Data extracted from a collection
>>

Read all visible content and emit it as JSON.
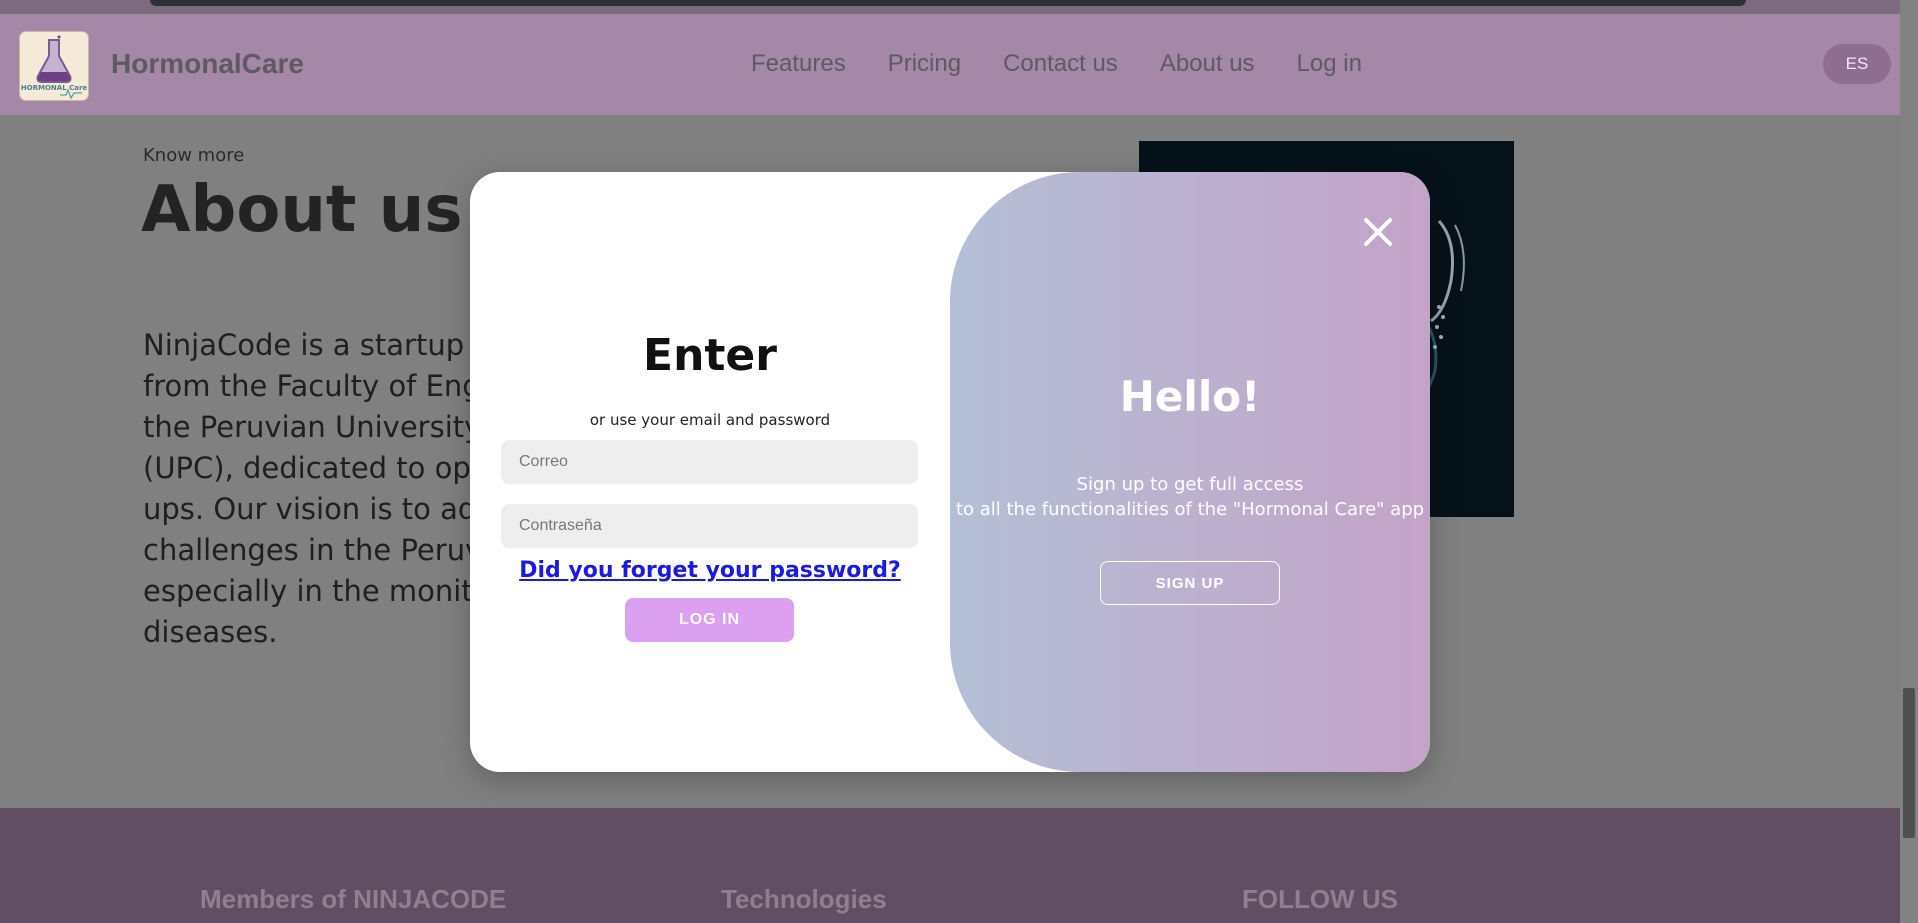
{
  "navbar": {
    "brand": "HormonalCare",
    "logo_text": "HORMONAL Care",
    "links": [
      "Features",
      "Pricing",
      "Contact us",
      "About us",
      "Log in"
    ],
    "lang_button": "ES"
  },
  "about": {
    "kicker": "Know more",
    "title": "About us",
    "paragraph_lines": [
      "NinjaCode is a startup m",
      "from the Faculty of Engi",
      "the Peruvian University",
      "(UPC), dedicated to opti",
      "ups. Our vision is to add",
      "challenges in the Peruvi",
      "especially in the monito",
      "diseases."
    ]
  },
  "footer": {
    "col1": "Members of NINJACODE",
    "col2": "Technologies",
    "col3": "FOLLOW US"
  },
  "modal": {
    "title": "Enter",
    "hint": "or use your email and password",
    "email_placeholder": "Correo",
    "password_placeholder": "Contraseña",
    "forgot_link": "Did you forget your password?",
    "login_button": "LOG IN",
    "hello": "Hello!",
    "signup_line1": "Sign up to get full access",
    "signup_line2": "to all the functionalities of the \"Hormonal Care\" app",
    "signup_button": "SIGN UP",
    "close_icon": "close-icon",
    "colors": {
      "gradient_start": "#b3bfd5",
      "gradient_end": "#c4a3c8",
      "login_button": "#dca0f0",
      "forgot_link": "#1a1ae0"
    }
  }
}
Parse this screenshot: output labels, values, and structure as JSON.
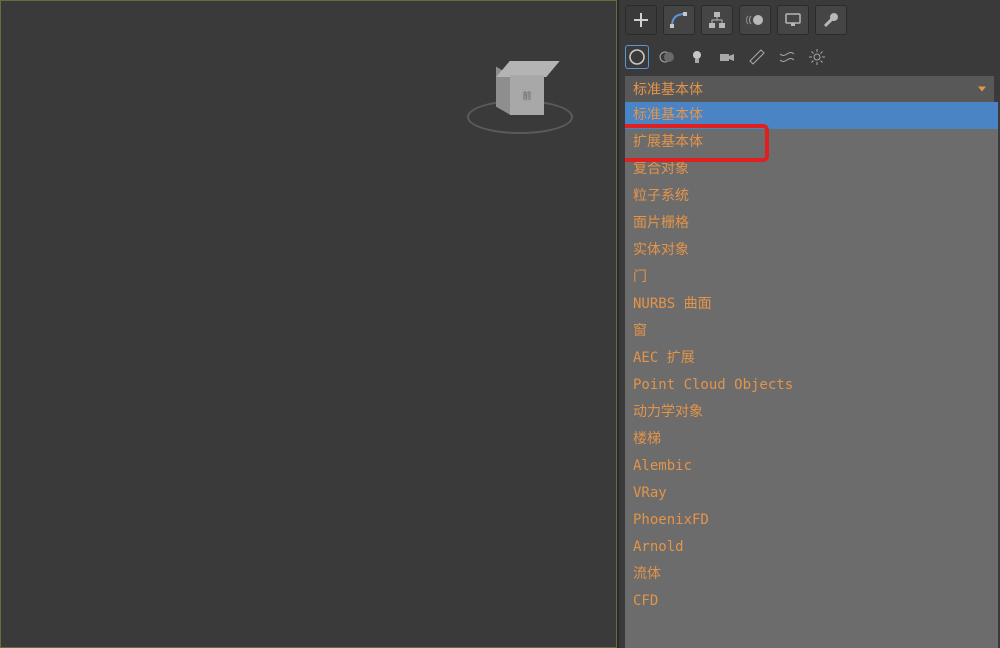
{
  "tabs_main": [
    {
      "name": "create",
      "active": true
    },
    {
      "name": "modify",
      "active": false
    },
    {
      "name": "hierarchy",
      "active": false
    },
    {
      "name": "motion",
      "active": false
    },
    {
      "name": "display",
      "active": false
    },
    {
      "name": "utilities",
      "active": false
    }
  ],
  "tabs_sub": [
    {
      "name": "geometry",
      "active": true
    },
    {
      "name": "shapes",
      "active": false
    },
    {
      "name": "lights",
      "active": false
    },
    {
      "name": "cameras",
      "active": false
    },
    {
      "name": "helpers",
      "active": false
    },
    {
      "name": "spacewarp",
      "active": false
    },
    {
      "name": "systems",
      "active": false
    }
  ],
  "dropdown": {
    "current": "标准基本体",
    "items": [
      {
        "label": "标准基本体",
        "selected": true
      },
      {
        "label": "扩展基本体",
        "selected": false,
        "highlighted": true
      },
      {
        "label": "复合对象",
        "selected": false
      },
      {
        "label": "粒子系统",
        "selected": false
      },
      {
        "label": "面片栅格",
        "selected": false
      },
      {
        "label": "实体对象",
        "selected": false
      },
      {
        "label": "门",
        "selected": false
      },
      {
        "label": "NURBS 曲面",
        "selected": false
      },
      {
        "label": "窗",
        "selected": false
      },
      {
        "label": "AEC 扩展",
        "selected": false
      },
      {
        "label": "Point Cloud Objects",
        "selected": false
      },
      {
        "label": "动力学对象",
        "selected": false
      },
      {
        "label": "楼梯",
        "selected": false
      },
      {
        "label": "Alembic",
        "selected": false
      },
      {
        "label": "VRay",
        "selected": false
      },
      {
        "label": "PhoenixFD",
        "selected": false
      },
      {
        "label": "Arnold",
        "selected": false
      },
      {
        "label": "流体",
        "selected": false
      },
      {
        "label": "CFD",
        "selected": false
      }
    ]
  },
  "viewport": {
    "navcube_label": "前"
  }
}
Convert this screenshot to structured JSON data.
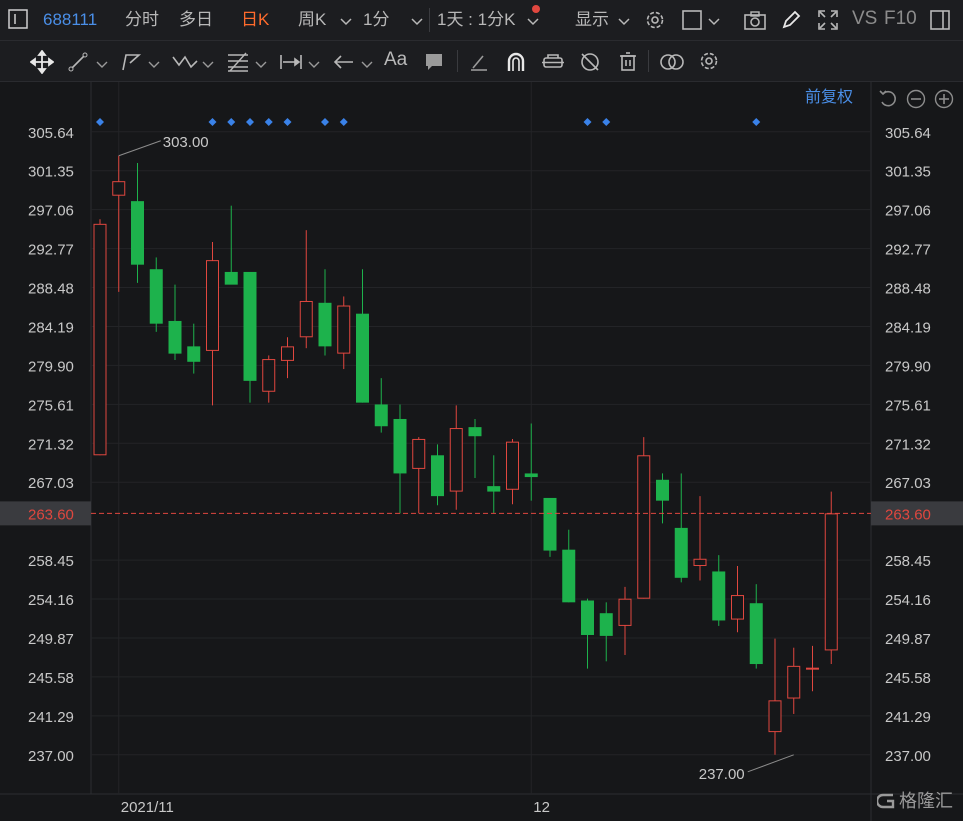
{
  "topbar": {
    "code": "688111",
    "tabs": [
      "分时",
      "多日",
      "日K",
      "周K",
      "1分"
    ],
    "active_tab": "日K",
    "interval_label": "1天 : 1分K",
    "display_label": "显示",
    "vs_label": "VS",
    "f10_label": "F10"
  },
  "toolbar": {
    "icons": [
      "move-icon",
      "line-icon",
      "polyline-icon",
      "wave-icon",
      "fibonacci-icon",
      "measure-icon",
      "arrow-icon",
      "text-icon",
      "comment-icon",
      "eraser-icon",
      "magnet-icon",
      "lock-icon",
      "hide-icon",
      "delete-icon",
      "overlay-icon",
      "settings-icon"
    ],
    "text_tool_label": "Aa"
  },
  "chart_header": {
    "adjust_label": "前复权"
  },
  "colors": {
    "up": "#e0473f",
    "down": "#1db24c",
    "last_price_line": "#e0473f",
    "marker": "#3a82e8",
    "active_tab": "#ff6b2c",
    "link": "#4a8fe8"
  },
  "chart_data": {
    "type": "candlestick",
    "ylim": [
      235.0,
      307.8
    ],
    "y_ticks": [
      "305.64",
      "301.35",
      "297.06",
      "292.77",
      "288.48",
      "284.19",
      "279.90",
      "275.61",
      "271.32",
      "267.03",
      "258.45",
      "254.16",
      "249.87",
      "245.58",
      "241.29",
      "237.00"
    ],
    "last_price": "263.60",
    "x_labels": [
      {
        "index": 1,
        "label": "2021/11"
      },
      {
        "index": 23,
        "label": "12"
      }
    ],
    "max_label": {
      "index": 1,
      "value": "303.00"
    },
    "min_label": {
      "index": 37,
      "value": "237.00"
    },
    "markers": [
      0,
      6,
      7,
      8,
      9,
      10,
      12,
      13,
      26,
      27,
      35
    ],
    "candles": [
      {
        "o": 270.0,
        "h": 296.0,
        "l": 270.0,
        "c": 295.5
      },
      {
        "o": 298.6,
        "h": 303.0,
        "l": 288.0,
        "c": 300.2
      },
      {
        "o": 298.0,
        "h": 302.2,
        "l": 289.0,
        "c": 291.0
      },
      {
        "o": 290.5,
        "h": 291.8,
        "l": 283.6,
        "c": 284.5
      },
      {
        "o": 284.8,
        "h": 288.8,
        "l": 280.5,
        "c": 281.2
      },
      {
        "o": 282.0,
        "h": 284.5,
        "l": 279.0,
        "c": 280.3
      },
      {
        "o": 281.5,
        "h": 293.5,
        "l": 275.5,
        "c": 291.5
      },
      {
        "o": 290.2,
        "h": 297.5,
        "l": 289.0,
        "c": 288.8
      },
      {
        "o": 290.2,
        "h": 290.2,
        "l": 275.8,
        "c": 278.2
      },
      {
        "o": 277.0,
        "h": 281.0,
        "l": 275.8,
        "c": 280.6
      },
      {
        "o": 280.4,
        "h": 283.0,
        "l": 278.5,
        "c": 282.0
      },
      {
        "o": 283.0,
        "h": 294.8,
        "l": 281.8,
        "c": 287.0
      },
      {
        "o": 286.8,
        "h": 290.5,
        "l": 281.0,
        "c": 282.0
      },
      {
        "o": 281.2,
        "h": 287.5,
        "l": 279.5,
        "c": 286.5
      },
      {
        "o": 285.6,
        "h": 290.5,
        "l": 275.8,
        "c": 275.8
      },
      {
        "o": 275.6,
        "h": 278.5,
        "l": 272.5,
        "c": 273.2
      },
      {
        "o": 274.0,
        "h": 275.6,
        "l": 263.6,
        "c": 268.0
      },
      {
        "o": 268.5,
        "h": 272.0,
        "l": 263.6,
        "c": 271.8
      },
      {
        "o": 270.0,
        "h": 271.2,
        "l": 264.5,
        "c": 265.5
      },
      {
        "o": 266.0,
        "h": 275.5,
        "l": 264.0,
        "c": 273.0
      },
      {
        "o": 273.1,
        "h": 274.0,
        "l": 267.5,
        "c": 272.1
      },
      {
        "o": 266.6,
        "h": 270.0,
        "l": 263.6,
        "c": 266.0
      },
      {
        "o": 266.2,
        "h": 271.8,
        "l": 264.6,
        "c": 271.5
      },
      {
        "o": 268.0,
        "h": 273.5,
        "l": 265.0,
        "c": 267.6
      },
      {
        "o": 265.3,
        "h": 265.3,
        "l": 258.8,
        "c": 259.5
      },
      {
        "o": 259.6,
        "h": 261.8,
        "l": 253.8,
        "c": 253.8
      },
      {
        "o": 254.0,
        "h": 254.2,
        "l": 246.5,
        "c": 250.2
      },
      {
        "o": 252.6,
        "h": 253.8,
        "l": 247.3,
        "c": 250.1
      },
      {
        "o": 251.2,
        "h": 255.5,
        "l": 248.0,
        "c": 254.2
      },
      {
        "o": 254.2,
        "h": 272.0,
        "l": 254.2,
        "c": 270.0
      },
      {
        "o": 267.3,
        "h": 268.0,
        "l": 262.5,
        "c": 265.0
      },
      {
        "o": 262.0,
        "h": 268.0,
        "l": 256.0,
        "c": 256.5
      },
      {
        "o": 257.8,
        "h": 265.5,
        "l": 256.2,
        "c": 258.6
      },
      {
        "o": 257.2,
        "h": 259.0,
        "l": 251.2,
        "c": 251.8
      },
      {
        "o": 251.9,
        "h": 257.8,
        "l": 250.5,
        "c": 254.6
      },
      {
        "o": 253.7,
        "h": 255.8,
        "l": 246.5,
        "c": 247.0
      },
      {
        "o": 239.5,
        "h": 249.8,
        "l": 237.0,
        "c": 243.0
      },
      {
        "o": 243.2,
        "h": 248.8,
        "l": 241.5,
        "c": 246.8
      },
      {
        "o": 246.5,
        "h": 249.0,
        "l": 244.0,
        "c": 246.6
      },
      {
        "o": 248.5,
        "h": 266.0,
        "l": 247.0,
        "c": 263.6
      }
    ]
  },
  "watermark": "格隆汇"
}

<<

> _PROBLEM TO WORK ON_:
Across the entries, how many lines contain "JSON"? Reply with the number only.

> _CORRECT RESPONSE_:
3